▶ What the task asks: Determine how many lines of the material hold the string "this" and reply with only that number.
════════════════════
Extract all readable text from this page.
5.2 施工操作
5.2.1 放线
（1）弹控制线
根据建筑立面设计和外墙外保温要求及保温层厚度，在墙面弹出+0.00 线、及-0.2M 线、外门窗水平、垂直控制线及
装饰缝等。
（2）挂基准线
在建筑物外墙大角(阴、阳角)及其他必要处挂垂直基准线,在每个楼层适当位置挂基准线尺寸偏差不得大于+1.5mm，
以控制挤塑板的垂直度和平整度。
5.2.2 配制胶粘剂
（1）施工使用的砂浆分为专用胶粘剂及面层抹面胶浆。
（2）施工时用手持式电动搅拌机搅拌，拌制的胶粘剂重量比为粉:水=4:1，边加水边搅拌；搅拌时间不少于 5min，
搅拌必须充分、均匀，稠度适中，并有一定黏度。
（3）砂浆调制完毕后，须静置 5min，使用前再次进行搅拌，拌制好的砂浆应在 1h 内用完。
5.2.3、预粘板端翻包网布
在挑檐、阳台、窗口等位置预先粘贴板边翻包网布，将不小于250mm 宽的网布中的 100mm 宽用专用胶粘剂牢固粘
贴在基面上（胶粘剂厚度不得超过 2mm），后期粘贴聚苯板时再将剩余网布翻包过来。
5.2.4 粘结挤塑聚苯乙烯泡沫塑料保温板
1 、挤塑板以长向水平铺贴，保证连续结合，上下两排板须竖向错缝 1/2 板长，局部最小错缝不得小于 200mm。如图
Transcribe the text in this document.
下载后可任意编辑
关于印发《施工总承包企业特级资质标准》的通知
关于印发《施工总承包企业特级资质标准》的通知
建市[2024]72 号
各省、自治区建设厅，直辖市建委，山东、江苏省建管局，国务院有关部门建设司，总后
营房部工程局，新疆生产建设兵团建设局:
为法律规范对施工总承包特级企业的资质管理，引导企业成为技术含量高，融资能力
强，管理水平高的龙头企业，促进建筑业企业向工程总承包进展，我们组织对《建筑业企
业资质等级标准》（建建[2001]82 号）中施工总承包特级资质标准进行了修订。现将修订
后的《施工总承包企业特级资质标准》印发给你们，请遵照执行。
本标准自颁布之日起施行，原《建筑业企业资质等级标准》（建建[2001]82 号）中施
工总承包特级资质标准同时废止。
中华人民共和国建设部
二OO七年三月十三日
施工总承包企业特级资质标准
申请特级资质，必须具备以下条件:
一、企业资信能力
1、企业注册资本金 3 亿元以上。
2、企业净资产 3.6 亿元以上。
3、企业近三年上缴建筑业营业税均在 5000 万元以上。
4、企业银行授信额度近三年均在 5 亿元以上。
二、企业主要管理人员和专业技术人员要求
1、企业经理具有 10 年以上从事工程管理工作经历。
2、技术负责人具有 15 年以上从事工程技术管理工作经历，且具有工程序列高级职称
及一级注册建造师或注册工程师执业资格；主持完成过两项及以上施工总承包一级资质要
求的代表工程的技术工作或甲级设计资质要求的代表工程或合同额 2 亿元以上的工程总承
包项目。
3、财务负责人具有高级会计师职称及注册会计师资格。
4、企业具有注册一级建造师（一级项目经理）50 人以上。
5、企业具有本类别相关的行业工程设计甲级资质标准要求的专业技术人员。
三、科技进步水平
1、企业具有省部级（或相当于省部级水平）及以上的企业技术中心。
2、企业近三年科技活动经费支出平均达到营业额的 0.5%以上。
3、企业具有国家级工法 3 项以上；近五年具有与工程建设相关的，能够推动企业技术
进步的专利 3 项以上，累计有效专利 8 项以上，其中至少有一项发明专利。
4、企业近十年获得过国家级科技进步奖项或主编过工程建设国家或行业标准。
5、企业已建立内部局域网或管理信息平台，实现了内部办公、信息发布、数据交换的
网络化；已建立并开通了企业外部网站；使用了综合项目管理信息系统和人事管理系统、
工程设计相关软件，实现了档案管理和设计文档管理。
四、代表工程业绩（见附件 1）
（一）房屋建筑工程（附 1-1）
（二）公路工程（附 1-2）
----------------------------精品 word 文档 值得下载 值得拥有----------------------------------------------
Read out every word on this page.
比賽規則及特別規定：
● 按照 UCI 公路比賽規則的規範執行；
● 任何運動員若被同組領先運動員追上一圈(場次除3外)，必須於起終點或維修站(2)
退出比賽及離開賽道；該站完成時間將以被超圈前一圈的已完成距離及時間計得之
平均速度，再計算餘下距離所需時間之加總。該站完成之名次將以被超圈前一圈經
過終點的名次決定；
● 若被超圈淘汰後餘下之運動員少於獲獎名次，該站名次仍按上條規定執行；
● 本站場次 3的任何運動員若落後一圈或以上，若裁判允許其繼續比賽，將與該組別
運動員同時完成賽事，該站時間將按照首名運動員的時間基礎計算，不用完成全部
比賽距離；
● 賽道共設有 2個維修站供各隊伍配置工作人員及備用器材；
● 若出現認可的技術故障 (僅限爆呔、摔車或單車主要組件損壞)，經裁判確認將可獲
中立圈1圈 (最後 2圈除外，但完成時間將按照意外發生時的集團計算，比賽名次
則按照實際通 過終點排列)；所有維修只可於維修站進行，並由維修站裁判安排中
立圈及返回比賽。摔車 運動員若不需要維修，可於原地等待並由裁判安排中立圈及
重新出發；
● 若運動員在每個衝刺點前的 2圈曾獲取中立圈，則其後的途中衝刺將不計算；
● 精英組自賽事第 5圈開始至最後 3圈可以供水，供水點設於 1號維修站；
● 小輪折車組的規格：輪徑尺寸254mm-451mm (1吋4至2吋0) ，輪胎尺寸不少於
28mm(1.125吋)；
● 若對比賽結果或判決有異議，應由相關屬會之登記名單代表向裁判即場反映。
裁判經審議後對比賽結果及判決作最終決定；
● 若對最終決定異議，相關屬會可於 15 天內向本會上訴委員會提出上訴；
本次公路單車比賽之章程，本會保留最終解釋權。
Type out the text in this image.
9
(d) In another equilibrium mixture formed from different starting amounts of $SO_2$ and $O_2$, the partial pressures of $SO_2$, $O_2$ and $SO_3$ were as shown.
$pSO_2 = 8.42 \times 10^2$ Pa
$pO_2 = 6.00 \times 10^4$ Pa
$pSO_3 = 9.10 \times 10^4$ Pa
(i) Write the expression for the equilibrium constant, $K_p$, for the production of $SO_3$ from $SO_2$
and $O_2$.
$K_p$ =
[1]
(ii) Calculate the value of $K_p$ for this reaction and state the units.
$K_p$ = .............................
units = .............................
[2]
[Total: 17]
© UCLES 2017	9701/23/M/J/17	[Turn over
════════════════════
▶ Task solution: 5